►

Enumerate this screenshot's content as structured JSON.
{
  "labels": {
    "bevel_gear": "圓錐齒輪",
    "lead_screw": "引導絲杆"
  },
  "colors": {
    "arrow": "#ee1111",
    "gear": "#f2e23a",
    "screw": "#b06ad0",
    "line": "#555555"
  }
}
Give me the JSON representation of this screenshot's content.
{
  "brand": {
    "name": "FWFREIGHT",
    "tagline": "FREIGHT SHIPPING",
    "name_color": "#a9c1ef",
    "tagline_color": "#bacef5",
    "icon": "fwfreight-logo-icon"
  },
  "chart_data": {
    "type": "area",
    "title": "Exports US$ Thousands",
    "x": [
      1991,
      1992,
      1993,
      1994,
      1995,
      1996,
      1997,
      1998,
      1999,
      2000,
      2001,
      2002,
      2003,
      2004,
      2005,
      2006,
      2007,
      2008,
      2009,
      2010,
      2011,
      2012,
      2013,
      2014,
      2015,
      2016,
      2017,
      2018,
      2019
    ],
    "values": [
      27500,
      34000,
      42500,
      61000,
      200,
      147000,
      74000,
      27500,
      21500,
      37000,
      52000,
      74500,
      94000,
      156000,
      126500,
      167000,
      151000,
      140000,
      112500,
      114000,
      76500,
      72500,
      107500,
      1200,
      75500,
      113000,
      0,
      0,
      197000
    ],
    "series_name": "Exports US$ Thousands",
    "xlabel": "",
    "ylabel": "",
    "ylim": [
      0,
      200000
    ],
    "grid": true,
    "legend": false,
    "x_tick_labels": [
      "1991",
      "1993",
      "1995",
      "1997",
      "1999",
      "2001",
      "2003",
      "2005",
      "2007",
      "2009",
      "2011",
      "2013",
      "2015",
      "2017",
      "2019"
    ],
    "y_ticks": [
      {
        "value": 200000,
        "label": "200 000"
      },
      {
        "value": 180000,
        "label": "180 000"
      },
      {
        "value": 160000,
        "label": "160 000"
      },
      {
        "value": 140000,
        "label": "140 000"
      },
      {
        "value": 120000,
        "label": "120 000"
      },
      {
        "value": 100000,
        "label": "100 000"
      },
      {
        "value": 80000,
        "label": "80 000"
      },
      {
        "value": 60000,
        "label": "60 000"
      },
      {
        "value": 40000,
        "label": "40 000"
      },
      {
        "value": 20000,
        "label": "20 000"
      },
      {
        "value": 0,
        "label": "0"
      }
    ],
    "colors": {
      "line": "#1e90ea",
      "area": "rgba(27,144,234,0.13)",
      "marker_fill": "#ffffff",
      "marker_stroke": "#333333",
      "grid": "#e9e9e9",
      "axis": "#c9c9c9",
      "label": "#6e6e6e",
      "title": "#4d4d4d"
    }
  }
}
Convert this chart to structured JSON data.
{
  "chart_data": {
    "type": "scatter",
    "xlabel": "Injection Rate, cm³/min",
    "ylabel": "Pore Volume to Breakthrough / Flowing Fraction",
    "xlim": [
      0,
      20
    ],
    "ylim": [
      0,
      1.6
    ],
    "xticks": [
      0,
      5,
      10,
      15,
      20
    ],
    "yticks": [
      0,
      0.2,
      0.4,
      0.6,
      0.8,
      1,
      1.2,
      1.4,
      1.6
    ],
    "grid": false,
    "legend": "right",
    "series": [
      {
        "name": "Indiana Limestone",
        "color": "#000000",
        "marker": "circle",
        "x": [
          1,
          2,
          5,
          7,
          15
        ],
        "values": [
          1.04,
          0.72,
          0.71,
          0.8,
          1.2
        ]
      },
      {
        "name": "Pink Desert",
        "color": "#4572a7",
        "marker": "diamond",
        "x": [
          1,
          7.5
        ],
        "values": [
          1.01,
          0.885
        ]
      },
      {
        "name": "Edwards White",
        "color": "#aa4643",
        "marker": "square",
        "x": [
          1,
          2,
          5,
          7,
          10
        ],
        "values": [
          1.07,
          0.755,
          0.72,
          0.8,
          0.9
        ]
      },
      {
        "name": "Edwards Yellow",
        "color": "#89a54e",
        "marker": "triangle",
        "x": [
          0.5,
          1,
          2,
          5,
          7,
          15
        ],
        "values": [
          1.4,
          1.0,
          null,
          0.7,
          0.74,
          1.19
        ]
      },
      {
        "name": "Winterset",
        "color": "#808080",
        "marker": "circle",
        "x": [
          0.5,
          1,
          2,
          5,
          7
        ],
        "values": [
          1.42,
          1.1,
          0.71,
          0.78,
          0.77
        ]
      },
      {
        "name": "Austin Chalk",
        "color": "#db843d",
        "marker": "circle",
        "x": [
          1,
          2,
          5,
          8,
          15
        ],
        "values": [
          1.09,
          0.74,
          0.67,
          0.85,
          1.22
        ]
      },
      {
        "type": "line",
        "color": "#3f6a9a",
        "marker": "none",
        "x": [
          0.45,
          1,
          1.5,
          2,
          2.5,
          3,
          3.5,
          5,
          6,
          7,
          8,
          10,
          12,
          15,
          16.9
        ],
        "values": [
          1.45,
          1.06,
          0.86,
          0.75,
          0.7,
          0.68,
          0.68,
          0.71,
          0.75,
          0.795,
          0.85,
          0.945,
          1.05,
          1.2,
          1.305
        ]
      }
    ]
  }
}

◄
►

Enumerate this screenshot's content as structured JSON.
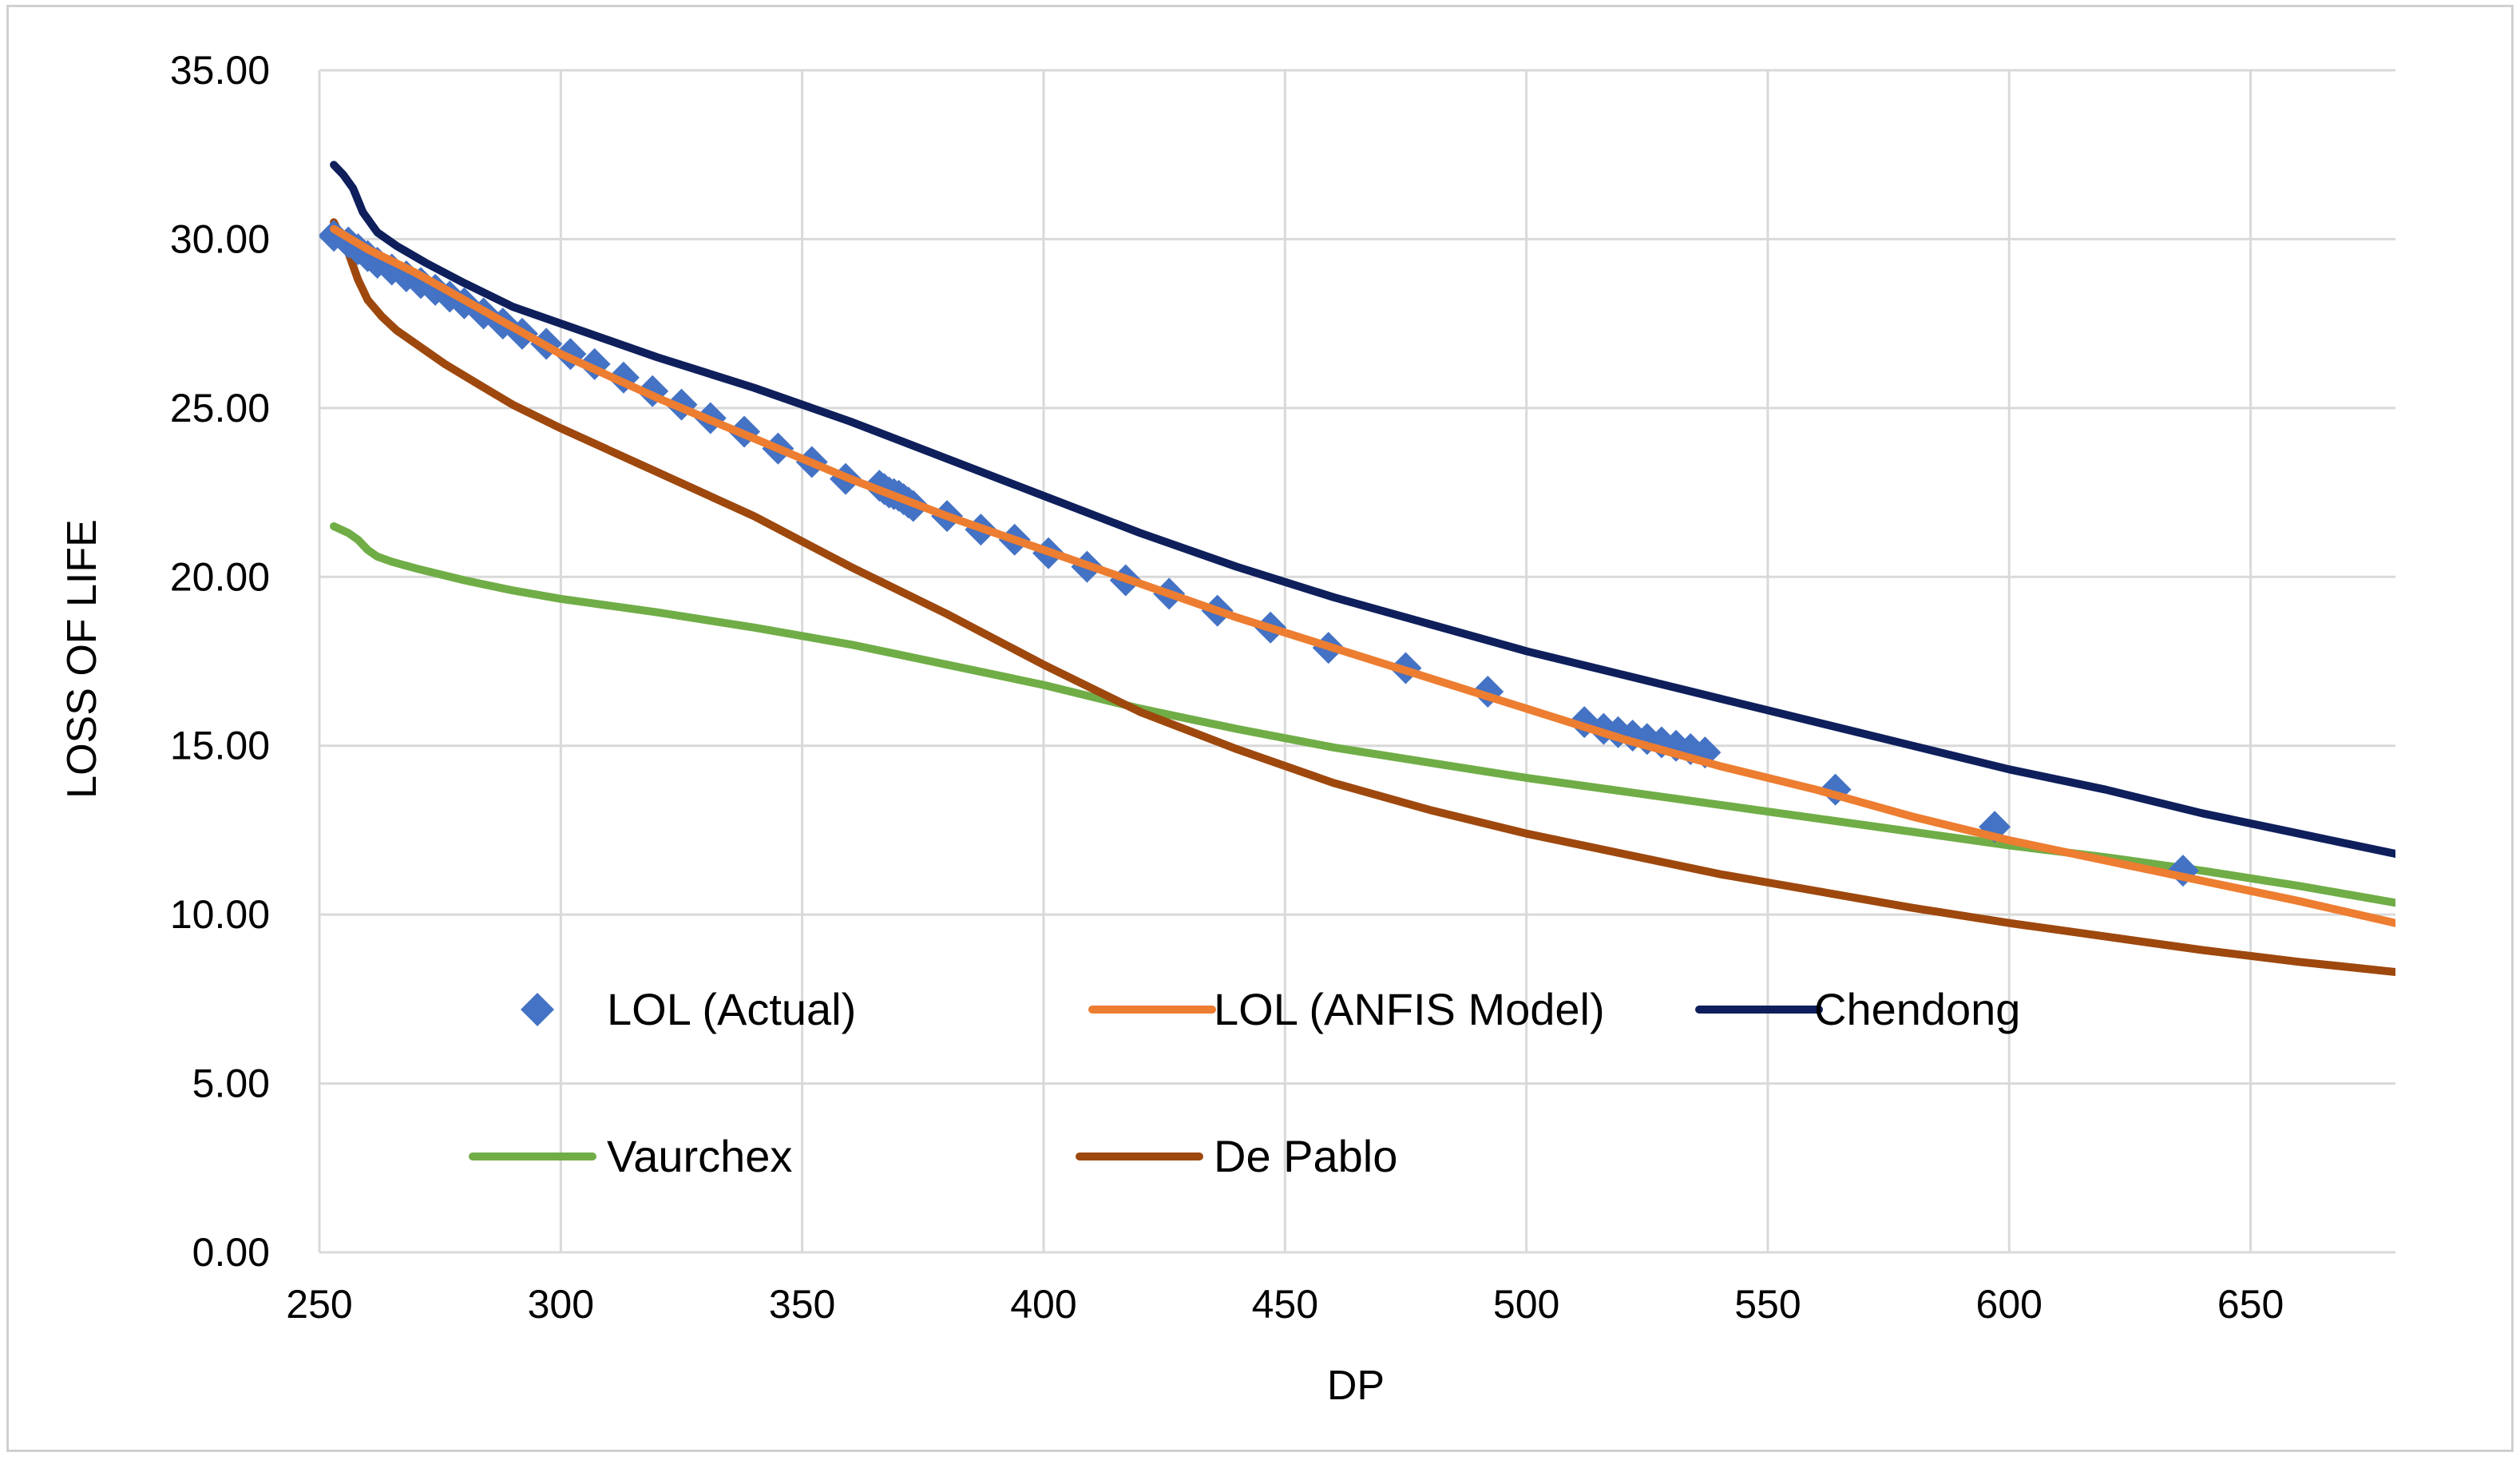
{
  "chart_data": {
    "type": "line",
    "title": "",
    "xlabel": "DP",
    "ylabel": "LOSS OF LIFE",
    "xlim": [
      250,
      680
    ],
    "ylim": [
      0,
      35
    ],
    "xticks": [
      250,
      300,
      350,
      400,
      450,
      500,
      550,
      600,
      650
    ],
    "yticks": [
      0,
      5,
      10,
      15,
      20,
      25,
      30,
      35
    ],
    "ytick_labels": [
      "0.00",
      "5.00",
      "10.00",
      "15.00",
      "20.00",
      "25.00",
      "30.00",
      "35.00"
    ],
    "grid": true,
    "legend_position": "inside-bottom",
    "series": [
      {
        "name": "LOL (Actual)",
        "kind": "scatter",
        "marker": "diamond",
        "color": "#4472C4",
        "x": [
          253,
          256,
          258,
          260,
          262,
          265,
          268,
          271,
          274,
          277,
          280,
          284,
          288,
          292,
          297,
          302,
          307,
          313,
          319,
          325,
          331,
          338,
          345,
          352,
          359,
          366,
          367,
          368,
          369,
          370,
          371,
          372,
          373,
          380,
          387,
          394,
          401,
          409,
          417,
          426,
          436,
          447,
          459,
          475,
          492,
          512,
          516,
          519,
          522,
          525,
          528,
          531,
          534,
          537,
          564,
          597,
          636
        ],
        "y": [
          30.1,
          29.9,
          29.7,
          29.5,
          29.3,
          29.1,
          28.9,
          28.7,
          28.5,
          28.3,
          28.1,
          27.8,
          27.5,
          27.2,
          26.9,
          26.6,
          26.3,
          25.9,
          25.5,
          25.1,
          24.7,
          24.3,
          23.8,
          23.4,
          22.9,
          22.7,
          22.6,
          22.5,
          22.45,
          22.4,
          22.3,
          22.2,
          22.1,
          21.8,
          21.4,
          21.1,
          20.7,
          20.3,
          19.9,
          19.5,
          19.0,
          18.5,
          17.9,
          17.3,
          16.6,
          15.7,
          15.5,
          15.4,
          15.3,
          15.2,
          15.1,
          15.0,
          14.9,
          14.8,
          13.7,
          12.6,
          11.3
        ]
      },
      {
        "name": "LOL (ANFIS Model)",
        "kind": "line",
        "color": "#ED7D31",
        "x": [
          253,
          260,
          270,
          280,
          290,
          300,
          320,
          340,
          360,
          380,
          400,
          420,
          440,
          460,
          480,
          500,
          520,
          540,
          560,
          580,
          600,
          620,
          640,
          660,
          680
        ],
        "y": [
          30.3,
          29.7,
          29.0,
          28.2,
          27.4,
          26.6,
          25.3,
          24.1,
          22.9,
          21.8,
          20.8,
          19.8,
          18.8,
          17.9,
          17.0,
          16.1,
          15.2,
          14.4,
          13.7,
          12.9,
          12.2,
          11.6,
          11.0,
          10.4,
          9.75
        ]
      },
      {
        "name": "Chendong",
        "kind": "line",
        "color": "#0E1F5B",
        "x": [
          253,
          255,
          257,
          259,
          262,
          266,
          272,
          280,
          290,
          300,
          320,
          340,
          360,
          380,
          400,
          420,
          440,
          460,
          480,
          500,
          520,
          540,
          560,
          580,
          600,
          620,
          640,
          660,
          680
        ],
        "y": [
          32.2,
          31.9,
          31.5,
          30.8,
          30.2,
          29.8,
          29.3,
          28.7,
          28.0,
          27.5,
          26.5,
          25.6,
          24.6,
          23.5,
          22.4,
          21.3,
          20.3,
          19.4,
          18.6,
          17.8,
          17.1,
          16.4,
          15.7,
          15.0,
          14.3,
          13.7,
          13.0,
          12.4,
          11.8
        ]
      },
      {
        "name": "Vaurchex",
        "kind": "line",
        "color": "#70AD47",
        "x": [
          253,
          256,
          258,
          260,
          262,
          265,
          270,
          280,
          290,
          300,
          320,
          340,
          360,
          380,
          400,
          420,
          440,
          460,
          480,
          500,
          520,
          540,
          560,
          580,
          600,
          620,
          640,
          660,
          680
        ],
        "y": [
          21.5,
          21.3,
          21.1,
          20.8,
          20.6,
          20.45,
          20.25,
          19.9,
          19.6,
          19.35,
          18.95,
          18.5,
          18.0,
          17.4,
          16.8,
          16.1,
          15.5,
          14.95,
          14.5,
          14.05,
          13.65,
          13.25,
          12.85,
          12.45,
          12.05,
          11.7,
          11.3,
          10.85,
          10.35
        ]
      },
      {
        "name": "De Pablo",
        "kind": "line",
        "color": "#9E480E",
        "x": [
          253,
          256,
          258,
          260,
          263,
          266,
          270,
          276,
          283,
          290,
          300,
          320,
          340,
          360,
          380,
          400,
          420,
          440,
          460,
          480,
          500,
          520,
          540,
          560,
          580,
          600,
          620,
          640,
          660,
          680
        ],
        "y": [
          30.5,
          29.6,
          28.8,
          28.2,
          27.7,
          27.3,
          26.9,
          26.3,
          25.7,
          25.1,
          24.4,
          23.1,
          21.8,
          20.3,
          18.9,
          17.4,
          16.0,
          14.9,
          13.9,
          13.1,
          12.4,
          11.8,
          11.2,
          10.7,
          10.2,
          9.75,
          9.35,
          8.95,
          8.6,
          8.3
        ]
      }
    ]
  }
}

◄

*Aim*
Count the lines in which the string "JSON" appears, then report only that figure.

*Expected output*
4